[Stored dataset items]

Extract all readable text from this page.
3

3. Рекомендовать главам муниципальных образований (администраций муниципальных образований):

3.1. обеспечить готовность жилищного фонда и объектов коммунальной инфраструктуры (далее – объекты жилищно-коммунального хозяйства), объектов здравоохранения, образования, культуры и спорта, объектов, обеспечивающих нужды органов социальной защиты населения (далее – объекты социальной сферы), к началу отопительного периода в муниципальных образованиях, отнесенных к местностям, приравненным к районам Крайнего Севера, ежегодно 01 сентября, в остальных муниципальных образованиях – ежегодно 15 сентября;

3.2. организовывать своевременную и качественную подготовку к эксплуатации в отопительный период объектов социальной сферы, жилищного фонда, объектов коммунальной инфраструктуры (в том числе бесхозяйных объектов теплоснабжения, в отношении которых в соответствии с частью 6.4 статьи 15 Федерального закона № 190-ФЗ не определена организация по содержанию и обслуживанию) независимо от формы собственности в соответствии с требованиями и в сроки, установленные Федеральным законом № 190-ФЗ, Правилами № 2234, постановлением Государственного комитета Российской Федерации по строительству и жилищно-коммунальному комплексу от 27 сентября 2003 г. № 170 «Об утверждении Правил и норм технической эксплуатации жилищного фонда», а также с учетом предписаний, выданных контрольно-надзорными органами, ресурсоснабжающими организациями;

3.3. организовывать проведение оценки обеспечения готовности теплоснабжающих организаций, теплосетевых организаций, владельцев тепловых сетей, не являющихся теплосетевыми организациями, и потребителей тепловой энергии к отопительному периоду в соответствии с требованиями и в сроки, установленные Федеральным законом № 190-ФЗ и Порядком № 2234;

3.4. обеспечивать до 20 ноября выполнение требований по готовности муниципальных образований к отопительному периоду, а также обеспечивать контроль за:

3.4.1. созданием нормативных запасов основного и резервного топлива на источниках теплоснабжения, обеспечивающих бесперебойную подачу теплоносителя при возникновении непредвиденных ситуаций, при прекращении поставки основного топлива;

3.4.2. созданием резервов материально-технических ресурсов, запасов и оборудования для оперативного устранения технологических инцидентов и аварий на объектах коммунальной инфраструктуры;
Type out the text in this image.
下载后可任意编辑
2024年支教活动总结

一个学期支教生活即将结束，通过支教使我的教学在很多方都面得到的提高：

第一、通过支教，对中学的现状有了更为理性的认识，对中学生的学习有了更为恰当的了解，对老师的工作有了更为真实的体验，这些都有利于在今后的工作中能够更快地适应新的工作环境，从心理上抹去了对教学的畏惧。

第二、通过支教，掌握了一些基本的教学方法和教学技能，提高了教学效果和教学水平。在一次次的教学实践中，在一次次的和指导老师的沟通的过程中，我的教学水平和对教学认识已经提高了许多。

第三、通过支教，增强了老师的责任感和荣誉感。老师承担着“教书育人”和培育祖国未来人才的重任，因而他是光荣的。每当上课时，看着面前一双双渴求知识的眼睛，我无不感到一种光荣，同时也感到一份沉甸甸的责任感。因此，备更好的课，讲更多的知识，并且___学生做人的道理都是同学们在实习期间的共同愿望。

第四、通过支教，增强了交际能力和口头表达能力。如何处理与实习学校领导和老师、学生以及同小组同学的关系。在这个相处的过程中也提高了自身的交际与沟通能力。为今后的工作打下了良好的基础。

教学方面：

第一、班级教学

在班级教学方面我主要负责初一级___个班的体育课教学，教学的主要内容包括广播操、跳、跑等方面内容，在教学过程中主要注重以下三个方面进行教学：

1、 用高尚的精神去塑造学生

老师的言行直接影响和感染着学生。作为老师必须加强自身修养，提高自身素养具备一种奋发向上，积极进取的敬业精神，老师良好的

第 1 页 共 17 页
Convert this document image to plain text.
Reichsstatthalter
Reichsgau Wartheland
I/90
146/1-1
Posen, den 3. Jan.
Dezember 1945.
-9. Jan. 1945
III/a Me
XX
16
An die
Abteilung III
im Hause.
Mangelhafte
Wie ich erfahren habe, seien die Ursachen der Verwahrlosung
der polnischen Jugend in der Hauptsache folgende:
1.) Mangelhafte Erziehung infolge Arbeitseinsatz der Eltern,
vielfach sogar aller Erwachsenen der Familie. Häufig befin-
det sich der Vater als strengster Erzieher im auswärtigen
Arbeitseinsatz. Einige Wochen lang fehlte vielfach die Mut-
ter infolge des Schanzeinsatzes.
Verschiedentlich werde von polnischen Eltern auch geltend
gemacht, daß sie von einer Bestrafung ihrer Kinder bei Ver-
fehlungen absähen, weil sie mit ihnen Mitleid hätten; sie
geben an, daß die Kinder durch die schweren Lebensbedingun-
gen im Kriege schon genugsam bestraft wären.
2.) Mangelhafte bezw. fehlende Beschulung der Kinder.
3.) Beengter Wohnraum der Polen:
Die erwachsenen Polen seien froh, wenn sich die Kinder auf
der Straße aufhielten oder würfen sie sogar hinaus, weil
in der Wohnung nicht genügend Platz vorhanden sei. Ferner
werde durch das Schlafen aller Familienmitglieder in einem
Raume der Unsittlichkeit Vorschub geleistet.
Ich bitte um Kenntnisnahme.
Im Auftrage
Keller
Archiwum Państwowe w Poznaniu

▶ **Instruction**
From the data above, work out how many lines hold "weil". Answer with the number alone.

▶ **Expected answer**
2